TEXT BLOCK
■ ■ ■ ■ ■

View From Chicago

Obama Is Only Making His War Powers Mightier

The credit the president is getting for asking Congress to authorize bombing Syria? He deserves none of it.

U.S. President Obama (rear C) meets with bipartisan Congressional leaders in the Cabinet Room at the White House in Washington to discuss a military response to Syria, September 3, 2013.

President Obama meets with congressional leaders at the White House in Washington to discuss a military response to Syria on Sept. 3, 2013.

Photo by Larry Downing/Reuters

President Obama’s surprise announcement that he will ask Congress for approval of a military attack on Syria is being hailed as a vindication of the rule of law and a revival of the central role of Congress in war-making, even by critics. But all of this is wrong. Far from breaking new legal ground, President Obama has reaffirmed the primacy of the executive in matters of war and peace. The war powers of the presidency remain as mighty as ever.

It would have been different if the president had announced that only Congress can authorize the use of military force, as dictated by the Constitution, which gives Congress alone the power to declare war. That would have been worthy of notice, a reversal of the ascendance of executive power over Congress. But the president said no such thing. He said: “I believe I have the authority to carry out this military action without specific congressional authorization.” Secretary of State John Kerry confirmed that the president “has the right to do that”—launch a military strike—“no matter what Congress does.”

Thus, the president believes that the law gives him the option to seek a congressional yes or to act on his own. He does not believe that he is bound to do the first. He has merely stated the law as countless other presidents and their lawyers have described it before him.

■ ■ ■ ■ ■

RECORDS PROVIDED

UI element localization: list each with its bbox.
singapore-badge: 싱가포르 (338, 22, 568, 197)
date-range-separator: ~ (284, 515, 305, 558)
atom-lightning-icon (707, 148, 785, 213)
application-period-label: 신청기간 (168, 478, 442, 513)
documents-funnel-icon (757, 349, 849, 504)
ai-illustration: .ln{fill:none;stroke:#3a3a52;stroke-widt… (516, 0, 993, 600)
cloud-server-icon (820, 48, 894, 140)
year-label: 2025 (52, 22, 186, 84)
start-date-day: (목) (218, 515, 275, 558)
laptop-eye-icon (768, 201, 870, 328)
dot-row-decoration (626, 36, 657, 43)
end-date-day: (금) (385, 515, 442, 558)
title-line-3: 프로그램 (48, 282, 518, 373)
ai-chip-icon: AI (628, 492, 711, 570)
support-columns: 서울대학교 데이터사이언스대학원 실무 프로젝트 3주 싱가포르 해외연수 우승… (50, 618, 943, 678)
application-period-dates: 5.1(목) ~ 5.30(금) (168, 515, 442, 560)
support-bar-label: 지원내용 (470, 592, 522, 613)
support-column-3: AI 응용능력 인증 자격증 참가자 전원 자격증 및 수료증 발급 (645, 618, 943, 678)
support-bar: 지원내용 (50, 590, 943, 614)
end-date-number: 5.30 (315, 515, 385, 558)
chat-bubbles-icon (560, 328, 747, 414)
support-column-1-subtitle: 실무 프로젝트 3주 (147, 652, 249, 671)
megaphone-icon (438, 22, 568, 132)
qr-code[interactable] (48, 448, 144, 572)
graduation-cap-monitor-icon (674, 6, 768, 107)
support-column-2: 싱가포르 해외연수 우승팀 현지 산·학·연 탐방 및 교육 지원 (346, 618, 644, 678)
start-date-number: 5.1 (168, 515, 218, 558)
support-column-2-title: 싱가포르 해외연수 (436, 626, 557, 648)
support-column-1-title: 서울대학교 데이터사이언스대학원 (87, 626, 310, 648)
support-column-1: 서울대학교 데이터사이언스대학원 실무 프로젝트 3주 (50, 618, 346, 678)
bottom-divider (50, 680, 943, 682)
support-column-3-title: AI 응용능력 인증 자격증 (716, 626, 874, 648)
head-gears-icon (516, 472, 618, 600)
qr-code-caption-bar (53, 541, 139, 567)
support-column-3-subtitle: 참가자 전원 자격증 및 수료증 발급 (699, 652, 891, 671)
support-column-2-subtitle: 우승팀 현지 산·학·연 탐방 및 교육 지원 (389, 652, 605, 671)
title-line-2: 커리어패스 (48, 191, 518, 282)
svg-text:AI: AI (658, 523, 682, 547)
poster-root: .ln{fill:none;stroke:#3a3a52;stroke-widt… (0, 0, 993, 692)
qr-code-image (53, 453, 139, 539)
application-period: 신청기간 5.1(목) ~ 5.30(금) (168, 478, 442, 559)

■ ■ ■ ■ ■

SHORT PROBLEM 1
List every person named in the article on Obama's war powers.
SHORT PROBLEM 2
Summarize the article on Obama's war powers in two sentences.

TASK OUTPUT 1
President Obama, John Kerry, Larry Downing

TASK OUTPUT 2
President Obama's announcement that he will seek congressional approval for a military attack on Syria is being hailed as a revival of Congress's role in war-making, but the article argues that he has instead reaffirmed the primacy of the executive in matters of war and peace. Obama said he believes he has the authority to act without specific congressional authorization, so he has merely restated the law as countless presidents before him have described it.